=== Aim of the task ===
Count lines, not occurrences: give the number of lines holding the word "this", and nothing besides.
[Data shown start]
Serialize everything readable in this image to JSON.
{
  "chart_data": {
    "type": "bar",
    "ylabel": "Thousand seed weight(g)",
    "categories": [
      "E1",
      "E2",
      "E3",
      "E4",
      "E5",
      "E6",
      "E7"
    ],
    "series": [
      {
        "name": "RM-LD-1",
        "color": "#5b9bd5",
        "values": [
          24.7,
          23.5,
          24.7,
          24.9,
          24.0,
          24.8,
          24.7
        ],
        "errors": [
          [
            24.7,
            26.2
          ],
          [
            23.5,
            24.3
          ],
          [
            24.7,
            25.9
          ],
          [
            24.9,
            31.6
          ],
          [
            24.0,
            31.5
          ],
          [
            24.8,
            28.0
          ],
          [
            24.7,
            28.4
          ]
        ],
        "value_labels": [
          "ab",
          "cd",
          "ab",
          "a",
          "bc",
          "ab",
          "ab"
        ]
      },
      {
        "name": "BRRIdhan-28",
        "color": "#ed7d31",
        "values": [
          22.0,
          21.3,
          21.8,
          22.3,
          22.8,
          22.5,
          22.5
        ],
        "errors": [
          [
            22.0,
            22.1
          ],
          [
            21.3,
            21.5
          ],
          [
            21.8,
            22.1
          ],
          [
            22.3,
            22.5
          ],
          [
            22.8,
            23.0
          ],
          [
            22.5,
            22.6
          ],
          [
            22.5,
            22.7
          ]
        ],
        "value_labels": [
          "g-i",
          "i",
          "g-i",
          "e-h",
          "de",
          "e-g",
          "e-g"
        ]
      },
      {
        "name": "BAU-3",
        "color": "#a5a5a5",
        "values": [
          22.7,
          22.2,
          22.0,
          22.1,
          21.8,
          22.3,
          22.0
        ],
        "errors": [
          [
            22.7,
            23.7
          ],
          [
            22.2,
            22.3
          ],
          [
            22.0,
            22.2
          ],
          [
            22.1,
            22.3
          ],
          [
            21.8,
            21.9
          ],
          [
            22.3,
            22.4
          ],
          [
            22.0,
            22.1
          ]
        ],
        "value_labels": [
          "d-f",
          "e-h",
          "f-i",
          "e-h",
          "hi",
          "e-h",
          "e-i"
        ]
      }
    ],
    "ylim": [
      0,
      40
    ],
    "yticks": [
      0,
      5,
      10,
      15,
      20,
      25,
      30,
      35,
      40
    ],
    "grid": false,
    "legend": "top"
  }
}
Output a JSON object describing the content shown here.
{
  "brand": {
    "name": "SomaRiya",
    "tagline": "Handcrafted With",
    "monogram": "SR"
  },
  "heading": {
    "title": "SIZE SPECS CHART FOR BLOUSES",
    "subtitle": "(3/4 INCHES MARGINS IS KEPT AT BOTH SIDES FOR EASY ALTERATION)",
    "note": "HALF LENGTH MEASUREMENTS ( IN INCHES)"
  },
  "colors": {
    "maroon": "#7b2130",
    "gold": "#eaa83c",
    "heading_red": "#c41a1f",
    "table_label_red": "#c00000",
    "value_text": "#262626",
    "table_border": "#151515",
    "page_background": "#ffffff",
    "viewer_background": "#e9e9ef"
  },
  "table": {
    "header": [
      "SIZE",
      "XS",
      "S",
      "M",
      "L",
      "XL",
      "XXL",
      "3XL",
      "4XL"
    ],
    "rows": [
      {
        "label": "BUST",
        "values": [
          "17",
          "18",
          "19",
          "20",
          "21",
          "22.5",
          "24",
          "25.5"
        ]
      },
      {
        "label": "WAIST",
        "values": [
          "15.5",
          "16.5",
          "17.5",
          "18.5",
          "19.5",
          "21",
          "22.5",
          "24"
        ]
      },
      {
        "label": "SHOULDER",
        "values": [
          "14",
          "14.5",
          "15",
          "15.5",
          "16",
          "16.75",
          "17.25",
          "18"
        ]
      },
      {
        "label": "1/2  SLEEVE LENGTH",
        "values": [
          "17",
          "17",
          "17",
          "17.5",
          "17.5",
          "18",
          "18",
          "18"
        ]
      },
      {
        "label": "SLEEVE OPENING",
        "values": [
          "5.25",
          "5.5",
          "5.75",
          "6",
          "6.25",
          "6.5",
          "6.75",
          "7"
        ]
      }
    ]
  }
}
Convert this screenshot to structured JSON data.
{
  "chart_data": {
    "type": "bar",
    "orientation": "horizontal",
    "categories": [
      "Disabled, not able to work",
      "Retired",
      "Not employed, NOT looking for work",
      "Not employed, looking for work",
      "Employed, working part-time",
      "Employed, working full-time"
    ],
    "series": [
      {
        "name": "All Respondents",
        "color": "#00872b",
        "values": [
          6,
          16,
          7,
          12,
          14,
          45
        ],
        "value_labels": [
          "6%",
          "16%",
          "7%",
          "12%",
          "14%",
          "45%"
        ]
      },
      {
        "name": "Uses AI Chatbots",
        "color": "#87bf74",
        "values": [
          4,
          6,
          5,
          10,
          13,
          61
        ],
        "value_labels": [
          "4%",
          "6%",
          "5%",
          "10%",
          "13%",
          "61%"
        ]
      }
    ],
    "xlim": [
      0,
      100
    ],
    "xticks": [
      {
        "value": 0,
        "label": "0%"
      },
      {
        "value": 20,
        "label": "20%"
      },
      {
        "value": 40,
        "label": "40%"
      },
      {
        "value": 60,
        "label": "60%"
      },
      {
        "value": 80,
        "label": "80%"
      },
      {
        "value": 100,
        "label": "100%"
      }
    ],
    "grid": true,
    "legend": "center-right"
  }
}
[Data shown end]
=== The answer ===
2